▶ **Aim of the task**
Which lines contain the string "been"? Please list every one of them.

▶ **Record excerpts**
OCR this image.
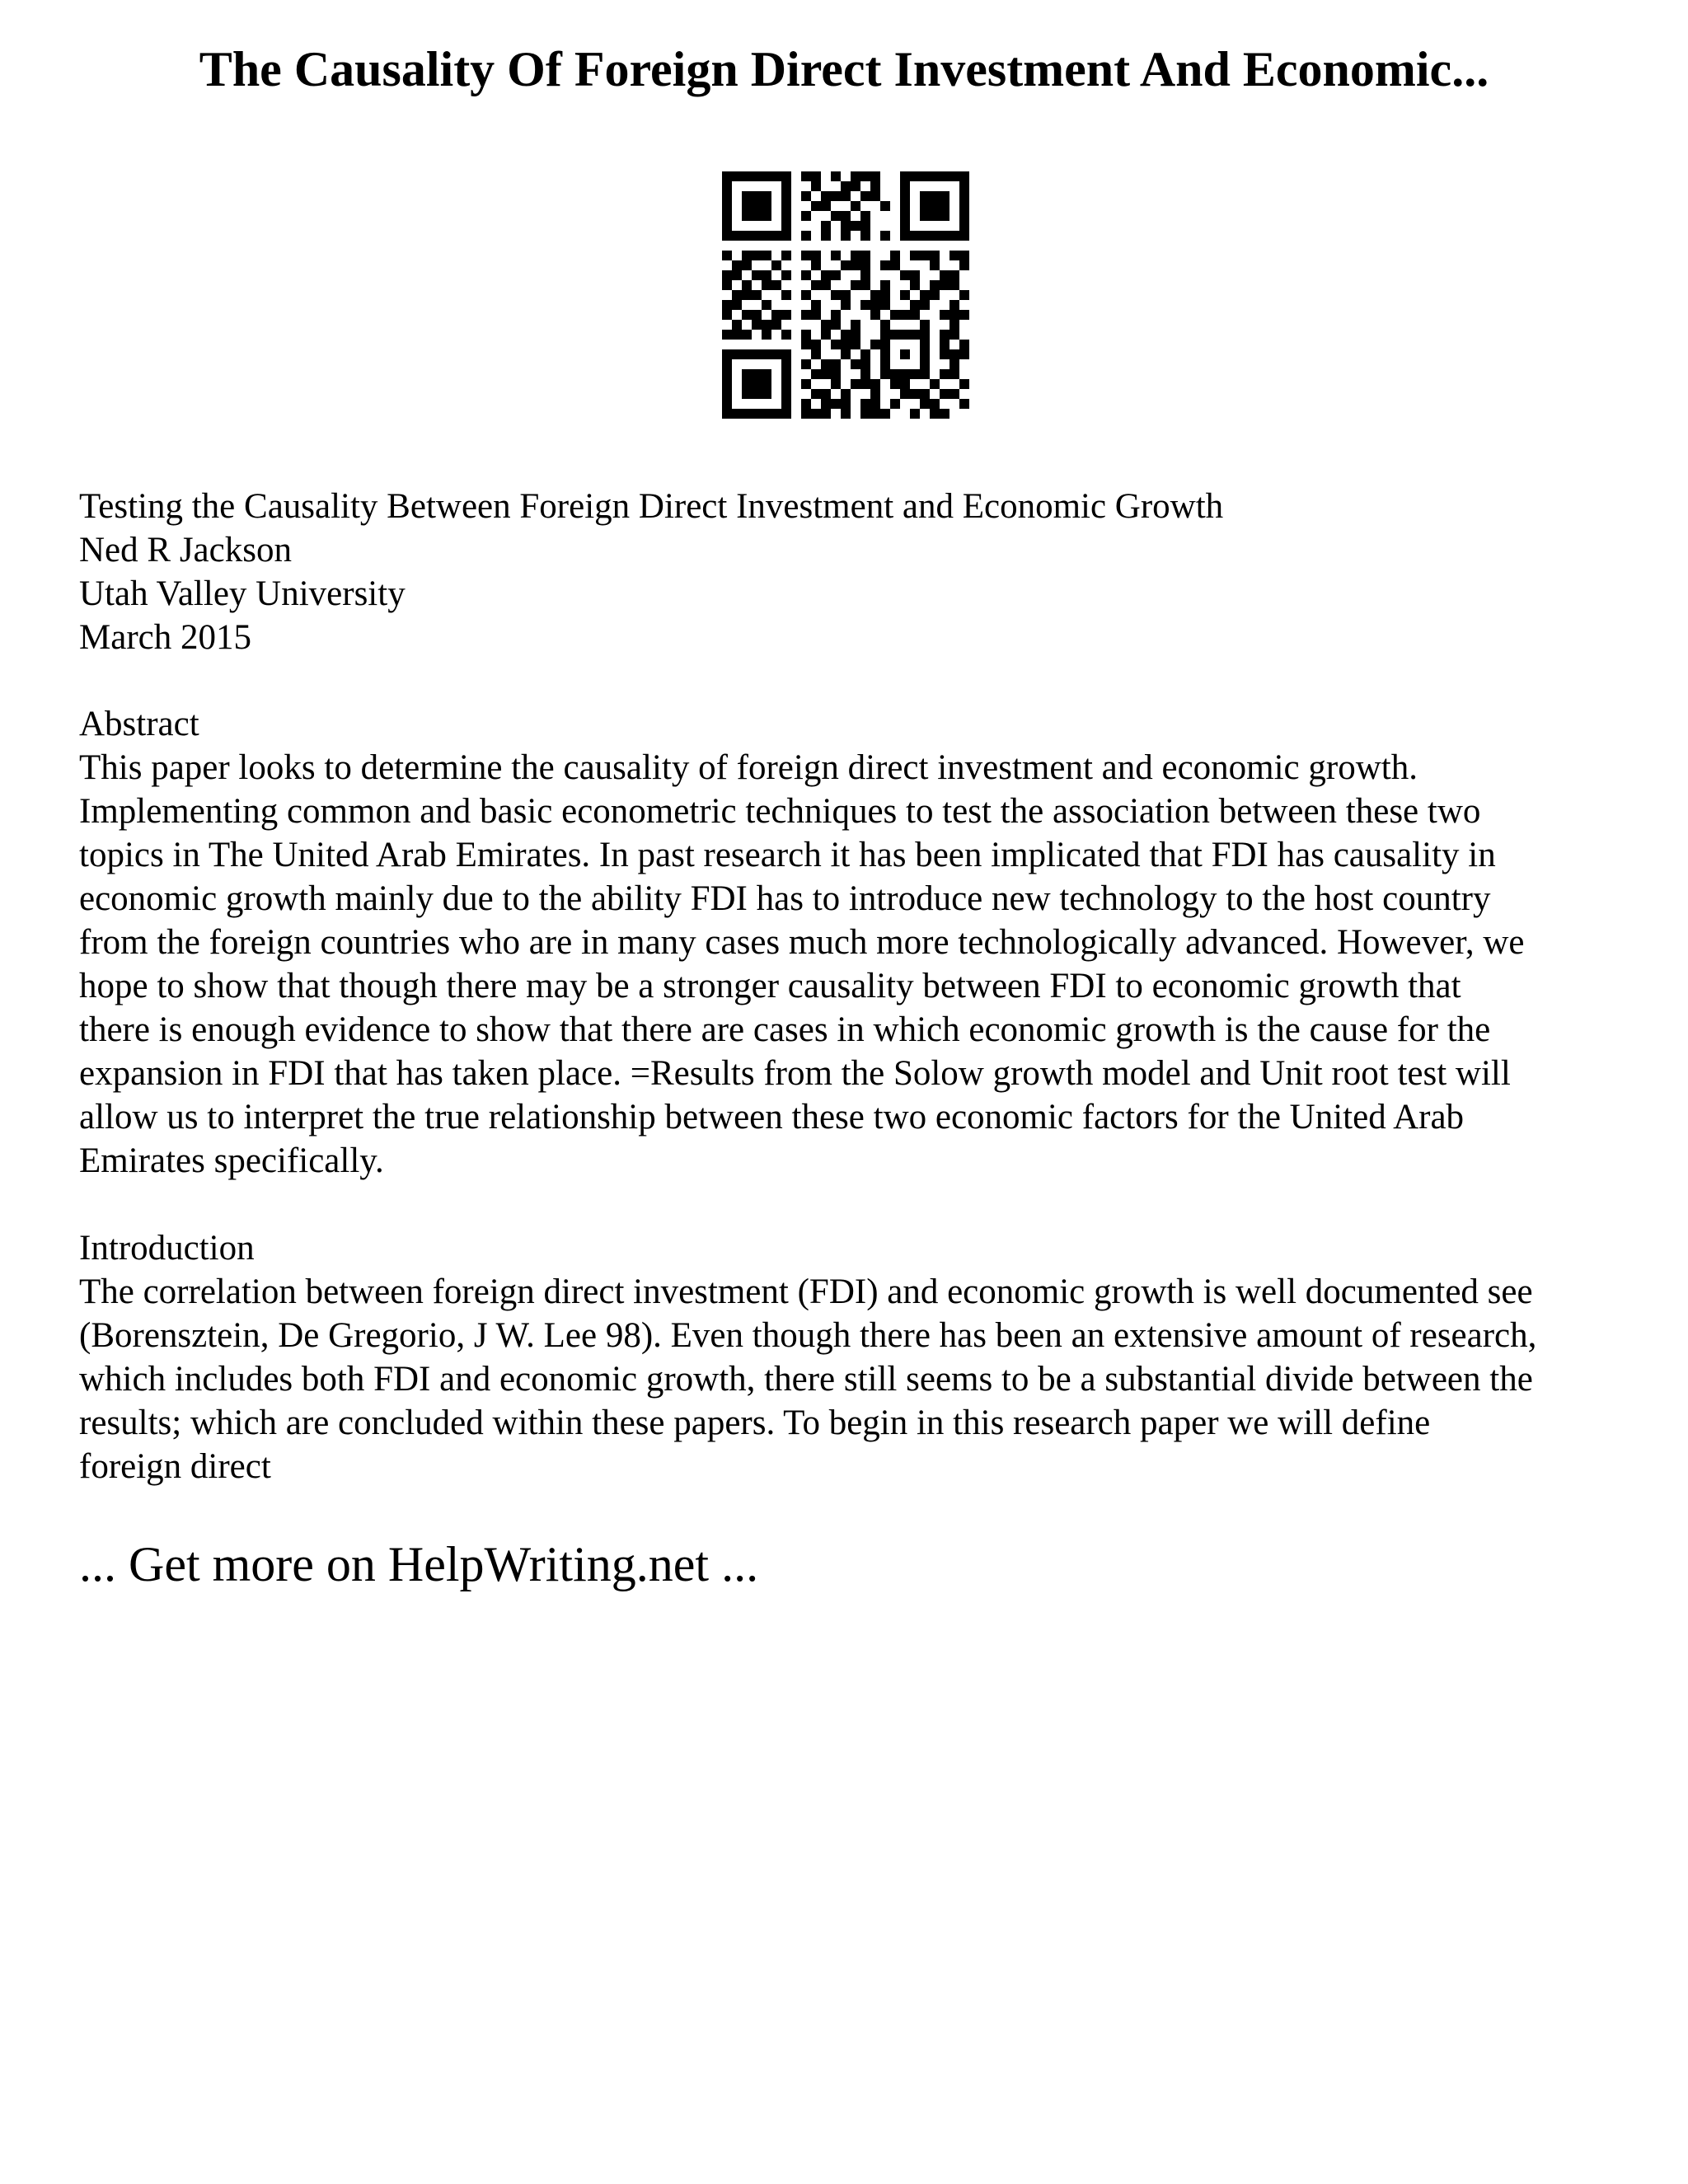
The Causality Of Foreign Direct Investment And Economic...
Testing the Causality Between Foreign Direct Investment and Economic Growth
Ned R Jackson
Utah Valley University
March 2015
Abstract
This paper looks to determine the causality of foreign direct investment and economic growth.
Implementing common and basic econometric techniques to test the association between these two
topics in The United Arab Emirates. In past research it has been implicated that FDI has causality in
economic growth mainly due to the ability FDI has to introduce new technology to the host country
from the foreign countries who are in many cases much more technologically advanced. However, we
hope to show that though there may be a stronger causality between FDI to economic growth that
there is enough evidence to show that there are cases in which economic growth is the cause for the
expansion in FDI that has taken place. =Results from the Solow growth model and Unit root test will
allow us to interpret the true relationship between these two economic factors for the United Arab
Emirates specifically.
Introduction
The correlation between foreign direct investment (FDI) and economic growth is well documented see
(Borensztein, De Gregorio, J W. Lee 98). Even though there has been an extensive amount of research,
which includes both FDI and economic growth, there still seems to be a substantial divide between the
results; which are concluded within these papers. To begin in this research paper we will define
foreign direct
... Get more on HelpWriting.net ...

--

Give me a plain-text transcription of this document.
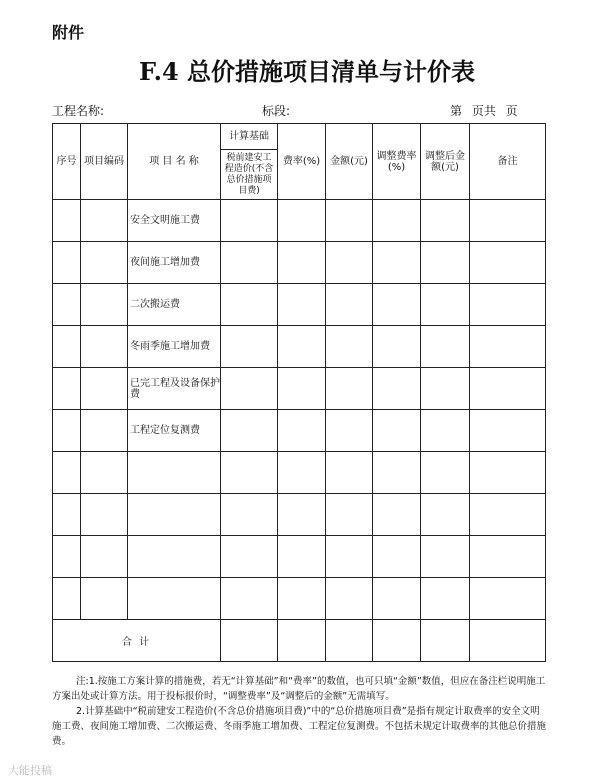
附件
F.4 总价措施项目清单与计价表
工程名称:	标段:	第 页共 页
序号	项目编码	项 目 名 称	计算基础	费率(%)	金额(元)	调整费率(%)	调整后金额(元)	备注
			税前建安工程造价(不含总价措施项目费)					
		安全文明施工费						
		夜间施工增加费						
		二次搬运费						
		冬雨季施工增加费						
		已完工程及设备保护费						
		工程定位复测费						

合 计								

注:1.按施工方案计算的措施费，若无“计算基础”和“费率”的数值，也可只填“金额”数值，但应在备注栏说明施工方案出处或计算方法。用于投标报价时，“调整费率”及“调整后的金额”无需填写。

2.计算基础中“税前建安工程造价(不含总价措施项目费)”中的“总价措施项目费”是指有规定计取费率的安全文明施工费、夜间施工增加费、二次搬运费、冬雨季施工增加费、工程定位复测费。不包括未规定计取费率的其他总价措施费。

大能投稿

▶ **Output for this exercise**
topics in The United Arab Emirates. In past research it has been implicated that FDI has causality in
(Borensztein, De Gregorio, J W. Lee 98). Even though there has been an extensive amount of research,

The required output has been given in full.